Data lines:
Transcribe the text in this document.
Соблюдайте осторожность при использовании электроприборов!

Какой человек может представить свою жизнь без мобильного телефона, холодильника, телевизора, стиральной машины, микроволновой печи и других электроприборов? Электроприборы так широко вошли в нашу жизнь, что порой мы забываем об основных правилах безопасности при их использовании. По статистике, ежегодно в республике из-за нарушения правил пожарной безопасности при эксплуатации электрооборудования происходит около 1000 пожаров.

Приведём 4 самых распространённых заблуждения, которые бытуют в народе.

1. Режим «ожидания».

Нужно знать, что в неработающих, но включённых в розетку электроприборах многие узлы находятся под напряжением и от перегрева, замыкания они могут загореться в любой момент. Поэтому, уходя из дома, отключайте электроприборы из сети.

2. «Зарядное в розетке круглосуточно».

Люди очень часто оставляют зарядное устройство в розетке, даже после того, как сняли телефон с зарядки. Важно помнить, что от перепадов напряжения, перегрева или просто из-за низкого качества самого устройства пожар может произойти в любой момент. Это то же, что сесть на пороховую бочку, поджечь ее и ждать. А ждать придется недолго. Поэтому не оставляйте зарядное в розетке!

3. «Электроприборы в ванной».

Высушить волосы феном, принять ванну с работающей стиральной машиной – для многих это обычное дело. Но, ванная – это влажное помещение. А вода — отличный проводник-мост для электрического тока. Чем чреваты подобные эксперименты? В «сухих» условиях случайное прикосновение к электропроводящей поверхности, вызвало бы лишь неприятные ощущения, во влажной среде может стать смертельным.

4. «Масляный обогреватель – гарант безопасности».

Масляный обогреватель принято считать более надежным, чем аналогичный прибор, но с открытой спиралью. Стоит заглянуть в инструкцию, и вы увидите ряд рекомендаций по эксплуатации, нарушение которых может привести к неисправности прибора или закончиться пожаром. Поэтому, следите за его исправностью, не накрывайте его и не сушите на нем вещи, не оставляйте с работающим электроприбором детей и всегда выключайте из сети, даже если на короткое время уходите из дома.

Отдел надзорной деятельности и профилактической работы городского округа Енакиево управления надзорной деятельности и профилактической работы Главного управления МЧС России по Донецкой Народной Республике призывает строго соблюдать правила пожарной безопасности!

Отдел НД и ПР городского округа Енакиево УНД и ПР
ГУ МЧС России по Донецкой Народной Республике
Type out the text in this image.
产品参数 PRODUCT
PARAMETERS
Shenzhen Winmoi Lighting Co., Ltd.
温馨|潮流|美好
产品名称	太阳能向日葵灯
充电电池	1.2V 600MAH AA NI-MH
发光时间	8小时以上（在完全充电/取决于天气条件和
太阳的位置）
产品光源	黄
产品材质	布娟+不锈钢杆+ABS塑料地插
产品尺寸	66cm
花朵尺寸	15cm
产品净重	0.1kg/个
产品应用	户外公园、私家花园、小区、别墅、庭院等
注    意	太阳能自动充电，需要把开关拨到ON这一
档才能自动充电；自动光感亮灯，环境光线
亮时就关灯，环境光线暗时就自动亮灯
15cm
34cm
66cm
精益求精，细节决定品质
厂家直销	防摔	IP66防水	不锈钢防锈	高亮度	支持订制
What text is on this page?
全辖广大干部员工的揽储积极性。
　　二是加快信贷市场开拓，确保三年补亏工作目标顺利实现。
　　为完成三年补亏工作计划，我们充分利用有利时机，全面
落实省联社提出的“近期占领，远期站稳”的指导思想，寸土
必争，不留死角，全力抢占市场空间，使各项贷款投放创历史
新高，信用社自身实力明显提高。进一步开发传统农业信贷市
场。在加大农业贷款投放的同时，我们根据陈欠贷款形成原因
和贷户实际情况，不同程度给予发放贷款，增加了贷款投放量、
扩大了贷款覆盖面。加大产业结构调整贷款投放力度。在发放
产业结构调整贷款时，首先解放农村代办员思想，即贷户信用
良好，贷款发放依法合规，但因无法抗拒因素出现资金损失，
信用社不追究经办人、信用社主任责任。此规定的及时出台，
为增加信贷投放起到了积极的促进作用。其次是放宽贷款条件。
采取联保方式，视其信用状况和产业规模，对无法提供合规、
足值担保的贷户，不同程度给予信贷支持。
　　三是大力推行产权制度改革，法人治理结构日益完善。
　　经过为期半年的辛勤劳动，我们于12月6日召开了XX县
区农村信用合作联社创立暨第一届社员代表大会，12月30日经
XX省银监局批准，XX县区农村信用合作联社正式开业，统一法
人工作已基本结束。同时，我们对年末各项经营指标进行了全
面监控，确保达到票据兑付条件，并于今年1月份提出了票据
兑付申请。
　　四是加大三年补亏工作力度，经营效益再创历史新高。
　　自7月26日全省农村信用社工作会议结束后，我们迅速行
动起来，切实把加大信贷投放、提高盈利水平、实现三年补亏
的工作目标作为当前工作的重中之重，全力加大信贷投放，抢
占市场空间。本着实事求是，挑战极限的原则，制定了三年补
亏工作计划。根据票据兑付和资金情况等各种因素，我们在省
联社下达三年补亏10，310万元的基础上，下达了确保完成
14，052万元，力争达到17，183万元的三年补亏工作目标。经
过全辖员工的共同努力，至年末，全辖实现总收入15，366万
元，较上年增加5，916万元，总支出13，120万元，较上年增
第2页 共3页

Instructions for the task: Copy, from the material, each line that holds the string "Донецкой".

Solution for this task:
Отдел надзорной деятельности и профилактической работы городского округа Енакиево управления надзорной деятельности и профилактической работы Главного управления МЧС России по Донецкой Народной Республике призывает строго соблюдать правила пожарной безопасности!
ГУ МЧС России по Донецкой Народной Республике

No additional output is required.